> **Task to carry out**
Pictures do not belong in the copy, so please give every entry below again exactly.
↓
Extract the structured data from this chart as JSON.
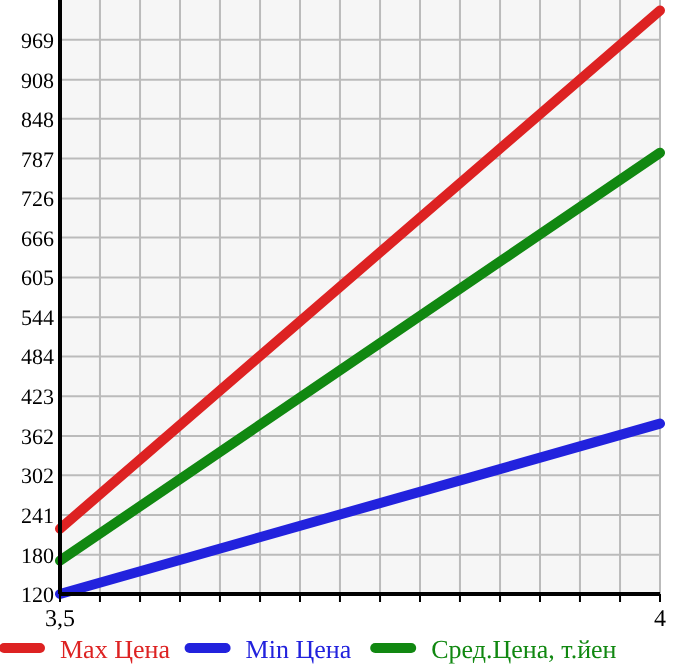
{
  "chart_data": {
    "type": "line",
    "x": [
      3.5,
      4
    ],
    "series": [
      {
        "name": "Max Цена",
        "color": "#dd2222",
        "values": [
          220,
          1014
        ]
      },
      {
        "name": "Min Цена",
        "color": "#2222dd",
        "values": [
          120,
          381
        ]
      },
      {
        "name": "Сред.Цена, т.йен",
        "color": "#118811",
        "values": [
          171,
          796
        ]
      }
    ],
    "xlim": [
      3.5,
      4
    ],
    "xticks": [
      {
        "value": 3.5,
        "label": "3,5"
      },
      {
        "value": 3.5333,
        "label": null
      },
      {
        "value": 3.5667,
        "label": null
      },
      {
        "value": 3.6,
        "label": null
      },
      {
        "value": 3.6333,
        "label": null
      },
      {
        "value": 3.6667,
        "label": null
      },
      {
        "value": 3.7,
        "label": null
      },
      {
        "value": 3.7333,
        "label": null
      },
      {
        "value": 3.7667,
        "label": null
      },
      {
        "value": 3.8,
        "label": null
      },
      {
        "value": 3.8333,
        "label": null
      },
      {
        "value": 3.8667,
        "label": null
      },
      {
        "value": 3.9,
        "label": null
      },
      {
        "value": 3.9333,
        "label": null
      },
      {
        "value": 3.9667,
        "label": null
      },
      4
    ],
    "ylim": [
      120,
      1030
    ],
    "yticks": [
      120,
      180,
      241,
      302,
      362,
      423,
      484,
      544,
      605,
      666,
      726,
      787,
      848,
      908,
      969
    ],
    "grid": true,
    "legend": "bottom",
    "marker": "none",
    "line_style": "solid"
  }
}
↑
> **Final result**
Extract the structured data from this chart as JSON.
{
  "chart_data": {
    "type": "line",
    "x": [
      3.5,
      4
    ],
    "series": [
      {
        "name": "Max Цена",
        "color": "#dd2222",
        "values": [
          220,
          1014
        ]
      },
      {
        "name": "Min Цена",
        "color": "#2222dd",
        "values": [
          120,
          381
        ]
      },
      {
        "name": "Сред.Цена, т.йен",
        "color": "#118811",
        "values": [
          171,
          796
        ]
      }
    ],
    "xlim": [
      3.5,
      4
    ],
    "xticks": [
      {
        "value": 3.5,
        "label": "3,5"
      },
      {
        "value": 3.5333,
        "label": null
      },
      {
        "value": 3.5667,
        "label": null
      },
      {
        "value": 3.6,
        "label": null
      },
      {
        "value": 3.6333,
        "label": null
      },
      {
        "value": 3.6667,
        "label": null
      },
      {
        "value": 3.7,
        "label": null
      },
      {
        "value": 3.7333,
        "label": null
      },
      {
        "value": 3.7667,
        "label": null
      },
      {
        "value": 3.8,
        "label": null
      },
      {
        "value": 3.8333,
        "label": null
      },
      {
        "value": 3.8667,
        "label": null
      },
      {
        "value": 3.9,
        "label": null
      },
      {
        "value": 3.9333,
        "label": null
      },
      {
        "value": 3.9667,
        "label": null
      },
      4
    ],
    "ylim": [
      120,
      1030
    ],
    "yticks": [
      120,
      180,
      241,
      302,
      362,
      423,
      484,
      544,
      605,
      666,
      726,
      787,
      848,
      908,
      969
    ],
    "grid": true,
    "legend": "bottom",
    "marker": "none",
    "line_style": "solid"
  }
}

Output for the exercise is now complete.